Extracted data entries:
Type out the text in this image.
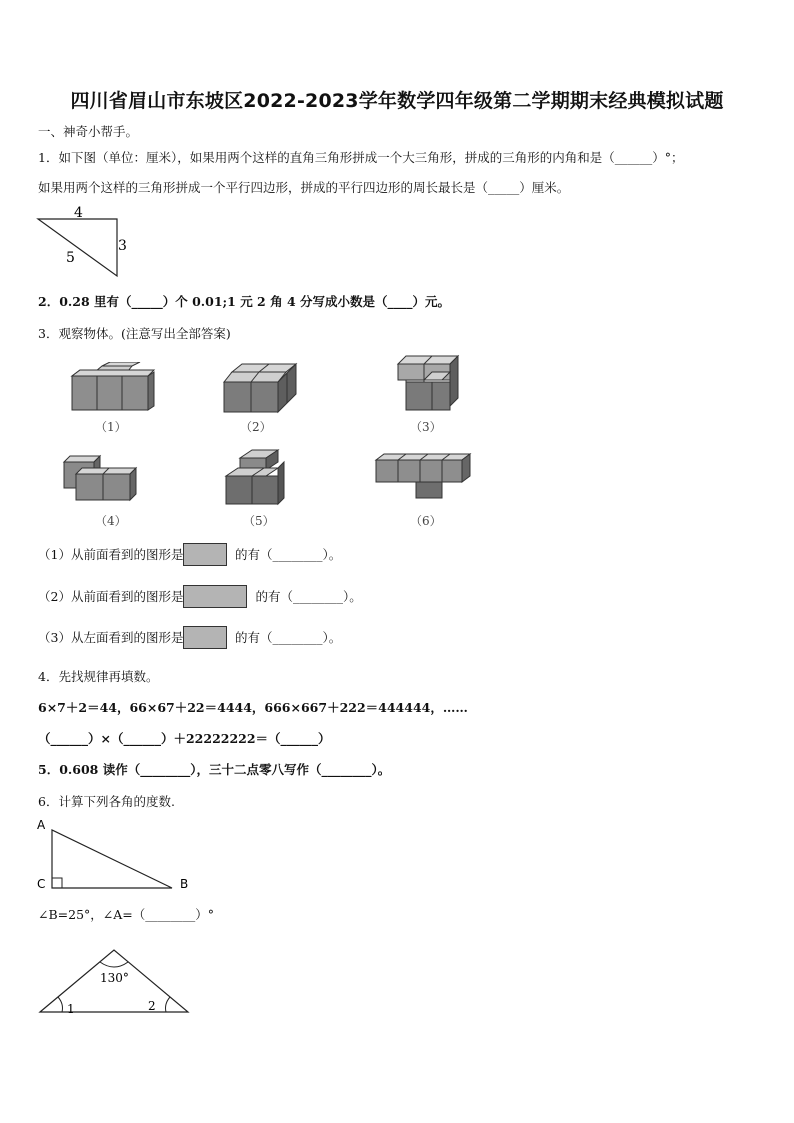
四川省眉山市东坡区2022-2023学年数学四年级第二学期期末经典模拟试题
一、神奇小帮手。
1．如下图（单位：厘米），如果用两个这样的直角三角形拼成一个大三角形，拼成的三角形的内角和是（______）°；
如果用两个这样的三角形拼成一个平行四边形，拼成的平行四边形的周长最长是（_____）厘米。
4
3
5
2．0.28 里有（_____）个 0.01;1 元 2 角 4 分写成小数是（____）元。
3．观察物体。(注意写出全部答案)
（1）	（2）	（3）
（4）	（5）	（6）
（1）从前面看到的图形是	的有（________）。
（2）从前面看到的图形是	的有（________）。
（3）从左面看到的图形是	的有（________）。
4．先找规律再填数。
6×7＋2＝44，66×67＋22＝4444，666×667＋222＝444444，……
（______）×（______）＋22222222＝（______）
5．0.608 读作（________），三十二点零八写作（________）。
6．计算下列各角的度数.
A
C	B
∠B=25°，∠A=（________）°
130°
1	2
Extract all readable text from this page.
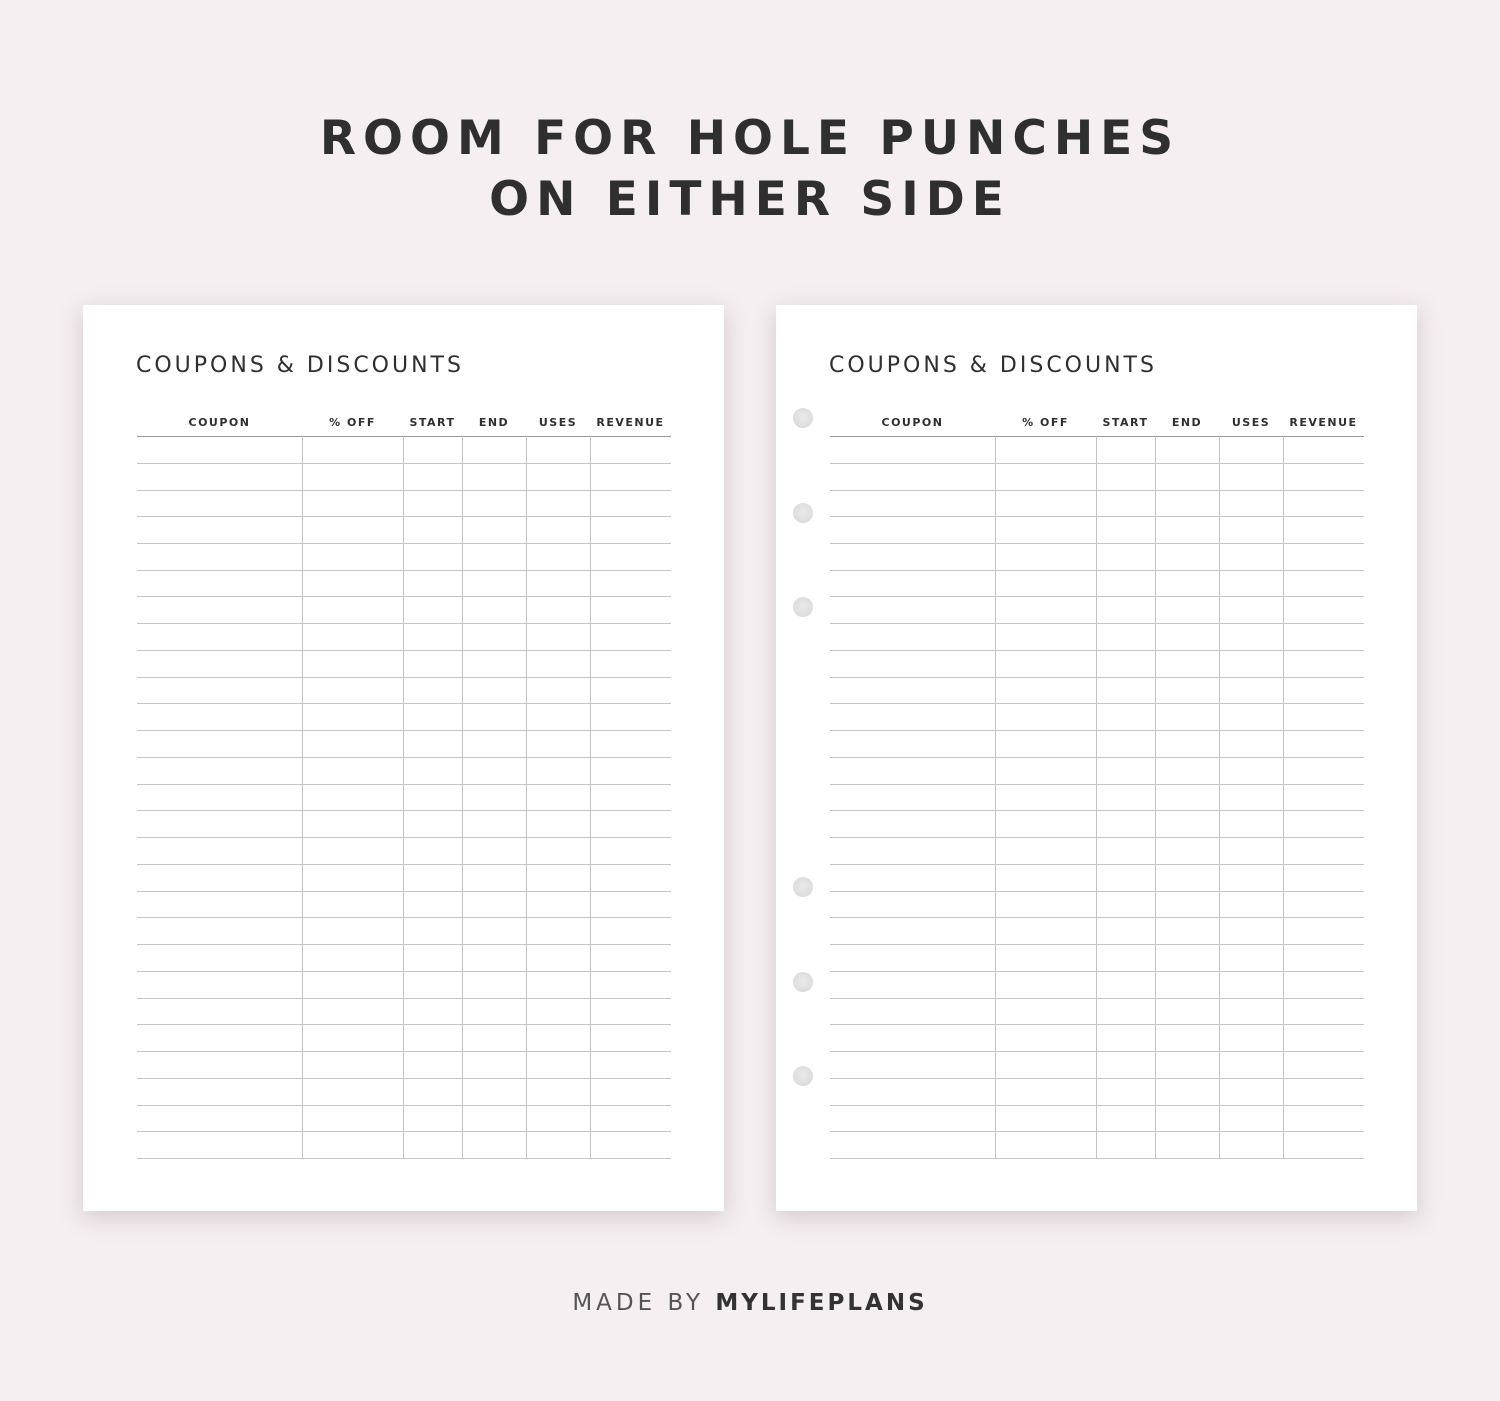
ROOM FOR HOLE PUNCHES
ON EITHER SIDE
COUPONS & DISCOUNTS
COUPON	% OFF	START	END	USES	REVENUE
COUPONS & DISCOUNTS
COUPON	% OFF	START	END	USES	REVENUE
MADE BY MYLIFEPLANS
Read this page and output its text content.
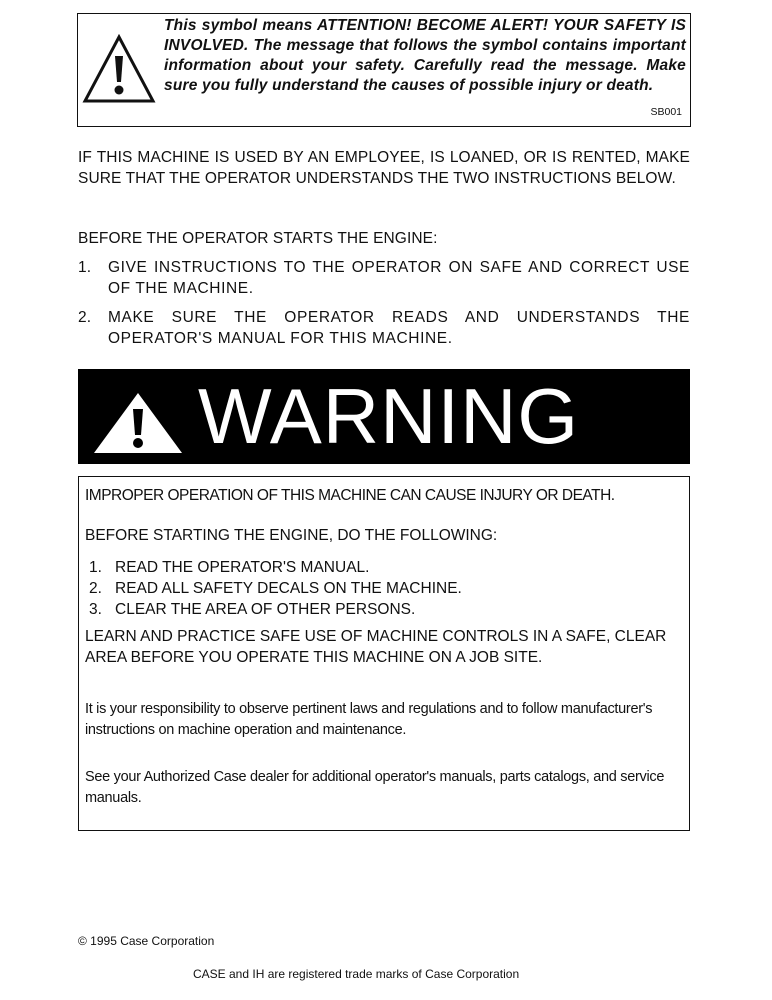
This symbol means ATTENTION! BECOME ALERT! YOUR SAFETY IS INVOLVED. The message that follows the symbol contains important information about your safety. Carefully read the message. Make sure you fully understand the causes of possible injury or death.
SB001
IF THIS MACHINE IS USED BY AN EMPLOYEE, IS LOANED, OR IS RENTED, MAKE SURE THAT THE OPERATOR UNDERSTANDS THE TWO INSTRUCTIONS BELOW.
BEFORE THE OPERATOR STARTS THE ENGINE:
1.	GIVE INSTRUCTIONS TO THE OPERATOR ON SAFE AND CORRECT USE OF THE MACHINE.
2.	MAKE SURE THE OPERATOR READS AND UNDERSTANDS THE OPERATOR'S MANUAL FOR THIS MACHINE.
WARNING
IMPROPER OPERATION OF THIS MACHINE CAN CAUSE INJURY OR DEATH.
BEFORE STARTING THE ENGINE, DO THE FOLLOWING:
1. READ THE OPERATOR'S MANUAL.
2. READ ALL SAFETY DECALS ON THE MACHINE.
3. CLEAR THE AREA OF OTHER PERSONS.
LEARN AND PRACTICE SAFE USE OF MACHINE CONTROLS IN A SAFE, CLEAR AREA BEFORE YOU OPERATE THIS MACHINE ON A JOB SITE.
It is your responsibility to observe pertinent laws and regulations and to follow manufacturer's instructions on machine operation and maintenance.
See your Authorized Case dealer for additional operator's manuals, parts catalogs, and service manuals.
© 1995 Case Corporation
CASE and IH are registered trade marks of Case Corporation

▶ Directions for this task:
Output all of the data exactly as it stands, minus any images.

▶ Result of this task:
Type out the text in this image.
四川省眉山市东坡区2022-2023学年数学四年级第二学期期末经典模拟试题
一、神奇小帮手。
1．如下图（单位：厘米），如果用两个这样的直角三角形拼成一个大三角形，拼成的三角形的内角和是（______）°；
如果用两个这样的三角形拼成一个平行四边形，拼成的平行四边形的周长最长是（_____）厘米。
4
3
5
2．0.28 里有（_____）个 0.01;1 元 2 角 4 分写成小数是（____）元。
3．观察物体。(注意写出全部答案)
（1）	（2）	（3）
（4）	（5）	（6）
（1）从前面看到的图形是	的有（________）。
（2）从前面看到的图形是	的有（________）。
（3）从左面看到的图形是	的有（________）。
4．先找规律再填数。
6×7＋2＝44，66×67＋22＝4444，666×667＋222＝444444，……
（______）×（______）＋22222222＝（______）
5．0.608 读作（________），三十二点零八写作（________）。
6．计算下列各角的度数.
A
C	B
∠B=25°，∠A=（________）°
130°
1	2
Extract all readable text from this page.
ROOM FOR HOLE PUNCHES
ON EITHER SIDE
COUPONS & DISCOUNTS
COUPON	% OFF	START	END	USES	REVENUE
COUPONS & DISCOUNTS
COUPON	% OFF	START	END	USES	REVENUE
MADE BY MYLIFEPLANS
Read this page and output its text content.
This symbol means ATTENTION! BECOME ALERT! YOUR SAFETY IS INVOLVED. The message that follows the symbol contains important information about your safety. Carefully read the message. Make sure you fully understand the causes of possible injury or death.
SB001
IF THIS MACHINE IS USED BY AN EMPLOYEE, IS LOANED, OR IS RENTED, MAKE SURE THAT THE OPERATOR UNDERSTANDS THE TWO INSTRUCTIONS BELOW.
BEFORE THE OPERATOR STARTS THE ENGINE:
1.	GIVE INSTRUCTIONS TO THE OPERATOR ON SAFE AND CORRECT USE OF THE MACHINE.
2.	MAKE SURE THE OPERATOR READS AND UNDERSTANDS THE OPERATOR'S MANUAL FOR THIS MACHINE.
WARNING
IMPROPER OPERATION OF THIS MACHINE CAN CAUSE INJURY OR DEATH.
BEFORE STARTING THE ENGINE, DO THE FOLLOWING:
1. READ THE OPERATOR'S MANUAL.
2. READ ALL SAFETY DECALS ON THE MACHINE.
3. CLEAR THE AREA OF OTHER PERSONS.
LEARN AND PRACTICE SAFE USE OF MACHINE CONTROLS IN A SAFE, CLEAR AREA BEFORE YOU OPERATE THIS MACHINE ON A JOB SITE.
It is your responsibility to observe pertinent laws and regulations and to follow manufacturer's instructions on machine operation and maintenance.
See your Authorized Case dealer for additional operator's manuals, parts catalogs, and service manuals.
© 1995 Case Corporation
CASE and IH are registered trade marks of Case Corporation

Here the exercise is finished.